>> BEGIN

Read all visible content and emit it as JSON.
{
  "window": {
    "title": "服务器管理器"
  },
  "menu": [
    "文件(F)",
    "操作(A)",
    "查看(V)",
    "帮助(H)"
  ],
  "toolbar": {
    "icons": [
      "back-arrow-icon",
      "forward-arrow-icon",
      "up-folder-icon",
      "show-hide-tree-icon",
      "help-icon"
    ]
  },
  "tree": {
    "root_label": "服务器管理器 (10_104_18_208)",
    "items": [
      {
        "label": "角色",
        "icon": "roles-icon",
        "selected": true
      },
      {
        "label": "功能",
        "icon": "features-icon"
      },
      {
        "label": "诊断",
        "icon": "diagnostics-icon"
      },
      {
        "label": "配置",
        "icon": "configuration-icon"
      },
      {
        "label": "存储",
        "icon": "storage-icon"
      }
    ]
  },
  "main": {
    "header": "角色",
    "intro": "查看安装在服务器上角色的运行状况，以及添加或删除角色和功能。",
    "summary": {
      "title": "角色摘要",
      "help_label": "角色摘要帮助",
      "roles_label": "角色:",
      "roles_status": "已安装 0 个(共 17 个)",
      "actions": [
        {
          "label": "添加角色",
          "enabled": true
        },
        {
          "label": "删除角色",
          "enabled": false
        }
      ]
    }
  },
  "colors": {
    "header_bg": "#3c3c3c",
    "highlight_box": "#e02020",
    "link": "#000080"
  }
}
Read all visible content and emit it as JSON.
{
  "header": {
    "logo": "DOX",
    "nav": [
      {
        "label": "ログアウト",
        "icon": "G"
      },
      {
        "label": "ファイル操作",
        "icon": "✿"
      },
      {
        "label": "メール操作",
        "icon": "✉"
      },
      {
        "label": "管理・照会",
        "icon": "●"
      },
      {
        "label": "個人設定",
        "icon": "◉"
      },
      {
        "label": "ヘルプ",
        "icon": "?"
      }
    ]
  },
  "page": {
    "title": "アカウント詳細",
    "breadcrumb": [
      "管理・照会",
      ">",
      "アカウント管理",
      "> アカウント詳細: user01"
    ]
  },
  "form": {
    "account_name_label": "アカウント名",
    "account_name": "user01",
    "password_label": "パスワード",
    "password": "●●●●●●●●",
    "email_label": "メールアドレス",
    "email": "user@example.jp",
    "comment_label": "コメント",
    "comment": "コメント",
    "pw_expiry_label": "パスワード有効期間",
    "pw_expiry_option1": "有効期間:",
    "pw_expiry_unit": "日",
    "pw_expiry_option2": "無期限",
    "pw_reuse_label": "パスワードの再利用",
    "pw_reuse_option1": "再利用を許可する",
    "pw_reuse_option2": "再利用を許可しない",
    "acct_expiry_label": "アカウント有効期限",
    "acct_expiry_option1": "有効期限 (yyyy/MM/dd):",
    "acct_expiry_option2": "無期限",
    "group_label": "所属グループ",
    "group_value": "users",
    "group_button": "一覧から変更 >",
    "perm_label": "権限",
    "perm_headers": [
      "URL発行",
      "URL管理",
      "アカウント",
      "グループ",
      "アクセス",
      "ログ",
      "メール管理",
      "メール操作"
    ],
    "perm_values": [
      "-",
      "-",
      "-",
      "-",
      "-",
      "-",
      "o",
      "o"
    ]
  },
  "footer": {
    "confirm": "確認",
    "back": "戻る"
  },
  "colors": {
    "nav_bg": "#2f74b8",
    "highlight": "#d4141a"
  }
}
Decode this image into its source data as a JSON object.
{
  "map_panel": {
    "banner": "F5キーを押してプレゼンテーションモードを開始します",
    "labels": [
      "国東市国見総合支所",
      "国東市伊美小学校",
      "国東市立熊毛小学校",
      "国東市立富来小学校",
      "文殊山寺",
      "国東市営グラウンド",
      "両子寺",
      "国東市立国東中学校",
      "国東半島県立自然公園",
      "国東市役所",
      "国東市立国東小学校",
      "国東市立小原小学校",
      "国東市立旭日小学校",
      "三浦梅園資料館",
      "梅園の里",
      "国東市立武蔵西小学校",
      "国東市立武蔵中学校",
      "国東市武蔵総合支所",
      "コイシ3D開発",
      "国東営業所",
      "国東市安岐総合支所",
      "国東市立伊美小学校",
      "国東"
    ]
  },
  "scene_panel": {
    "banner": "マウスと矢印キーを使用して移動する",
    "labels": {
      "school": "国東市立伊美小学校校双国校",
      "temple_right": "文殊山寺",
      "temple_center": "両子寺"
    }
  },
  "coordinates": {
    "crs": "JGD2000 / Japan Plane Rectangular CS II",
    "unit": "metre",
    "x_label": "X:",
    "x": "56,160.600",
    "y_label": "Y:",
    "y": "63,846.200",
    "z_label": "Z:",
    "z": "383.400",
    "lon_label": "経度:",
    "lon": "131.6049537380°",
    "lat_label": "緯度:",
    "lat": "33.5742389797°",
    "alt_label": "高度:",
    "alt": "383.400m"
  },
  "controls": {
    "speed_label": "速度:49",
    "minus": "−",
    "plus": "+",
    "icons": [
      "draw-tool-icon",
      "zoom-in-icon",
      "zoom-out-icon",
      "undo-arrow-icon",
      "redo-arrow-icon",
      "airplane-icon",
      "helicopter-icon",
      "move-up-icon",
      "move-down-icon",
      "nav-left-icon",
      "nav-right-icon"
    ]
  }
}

>> END

_What you will do_
Reproduce the complete data exactly as presented above.

_Task result_
Read all visible content and emit it as JSON.
{
  "window": {
    "title": "服务器管理器"
  },
  "menu": [
    "文件(F)",
    "操作(A)",
    "查看(V)",
    "帮助(H)"
  ],
  "toolbar": {
    "icons": [
      "back-arrow-icon",
      "forward-arrow-icon",
      "up-folder-icon",
      "show-hide-tree-icon",
      "help-icon"
    ]
  },
  "tree": {
    "root_label": "服务器管理器 (10_104_18_208)",
    "items": [
      {
        "label": "角色",
        "icon": "roles-icon",
        "selected": true
      },
      {
        "label": "功能",
        "icon": "features-icon"
      },
      {
        "label": "诊断",
        "icon": "diagnostics-icon"
      },
      {
        "label": "配置",
        "icon": "configuration-icon"
      },
      {
        "label": "存储",
        "icon": "storage-icon"
      }
    ]
  },
  "main": {
    "header": "角色",
    "intro": "查看安装在服务器上角色的运行状况，以及添加或删除角色和功能。",
    "summary": {
      "title": "角色摘要",
      "help_label": "角色摘要帮助",
      "roles_label": "角色:",
      "roles_status": "已安装 0 个(共 17 个)",
      "actions": [
        {
          "label": "添加角色",
          "enabled": true
        },
        {
          "label": "删除角色",
          "enabled": false
        }
      ]
    }
  },
  "colors": {
    "header_bg": "#3c3c3c",
    "highlight_box": "#e02020",
    "link": "#000080"
  }
}
Read all visible content and emit it as JSON.
{
  "header": {
    "logo": "DOX",
    "nav": [
      {
        "label": "ログアウト",
        "icon": "G"
      },
      {
        "label": "ファイル操作",
        "icon": "✿"
      },
      {
        "label": "メール操作",
        "icon": "✉"
      },
      {
        "label": "管理・照会",
        "icon": "●"
      },
      {
        "label": "個人設定",
        "icon": "◉"
      },
      {
        "label": "ヘルプ",
        "icon": "?"
      }
    ]
  },
  "page": {
    "title": "アカウント詳細",
    "breadcrumb": [
      "管理・照会",
      ">",
      "アカウント管理",
      "> アカウント詳細: user01"
    ]
  },
  "form": {
    "account_name_label": "アカウント名",
    "account_name": "user01",
    "password_label": "パスワード",
    "password": "●●●●●●●●",
    "email_label": "メールアドレス",
    "email": "user@example.jp",
    "comment_label": "コメント",
    "comment": "コメント",
    "pw_expiry_label": "パスワード有効期間",
    "pw_expiry_option1": "有効期間:",
    "pw_expiry_unit": "日",
    "pw_expiry_option2": "無期限",
    "pw_reuse_label": "パスワードの再利用",
    "pw_reuse_option1": "再利用を許可する",
    "pw_reuse_option2": "再利用を許可しない",
    "acct_expiry_label": "アカウント有効期限",
    "acct_expiry_option1": "有効期限 (yyyy/MM/dd):",
    "acct_expiry_option2": "無期限",
    "group_label": "所属グループ",
    "group_value": "users",
    "group_button": "一覧から変更 >",
    "perm_label": "権限",
    "perm_headers": [
      "URL発行",
      "URL管理",
      "アカウント",
      "グループ",
      "アクセス",
      "ログ",
      "メール管理",
      "メール操作"
    ],
    "perm_values": [
      "-",
      "-",
      "-",
      "-",
      "-",
      "-",
      "o",
      "o"
    ]
  },
  "footer": {
    "confirm": "確認",
    "back": "戻る"
  },
  "colors": {
    "nav_bg": "#2f74b8",
    "highlight": "#d4141a"
  }
}
Decode this image into its source data as a JSON object.
{
  "map_panel": {
    "banner": "F5キーを押してプレゼンテーションモードを開始します",
    "labels": [
      "国東市国見総合支所",
      "国東市伊美小学校",
      "国東市立熊毛小学校",
      "国東市立富来小学校",
      "文殊山寺",
      "国東市営グラウンド",
      "両子寺",
      "国東市立国東中学校",
      "国東半島県立自然公園",
      "国東市役所",
      "国東市立国東小学校",
      "国東市立小原小学校",
      "国東市立旭日小学校",
      "三浦梅園資料館",
      "梅園の里",
      "国東市立武蔵西小学校",
      "国東市立武蔵中学校",
      "国東市武蔵総合支所",
      "コイシ3D開発",
      "国東営業所",
      "国東市安岐総合支所",
      "国東市立伊美小学校",
      "国東"
    ]
  },
  "scene_panel": {
    "banner": "マウスと矢印キーを使用して移動する",
    "labels": {
      "school": "国東市立伊美小学校校双国校",
      "temple_right": "文殊山寺",
      "temple_center": "両子寺"
    }
  },
  "coordinates": {
    "crs": "JGD2000 / Japan Plane Rectangular CS II",
    "unit": "metre",
    "x_label": "X:",
    "x": "56,160.600",
    "y_label": "Y:",
    "y": "63,846.200",
    "z_label": "Z:",
    "z": "383.400",
    "lon_label": "経度:",
    "lon": "131.6049537380°",
    "lat_label": "緯度:",
    "lat": "33.5742389797°",
    "alt_label": "高度:",
    "alt": "383.400m"
  },
  "controls": {
    "speed_label": "速度:49",
    "minus": "−",
    "plus": "+",
    "icons": [
      "draw-tool-icon",
      "zoom-in-icon",
      "zoom-out-icon",
      "undo-arrow-icon",
      "redo-arrow-icon",
      "airplane-icon",
      "helicopter-icon",
      "move-up-icon",
      "move-down-icon",
      "nav-left-icon",
      "nav-right-icon"
    ]
  }
}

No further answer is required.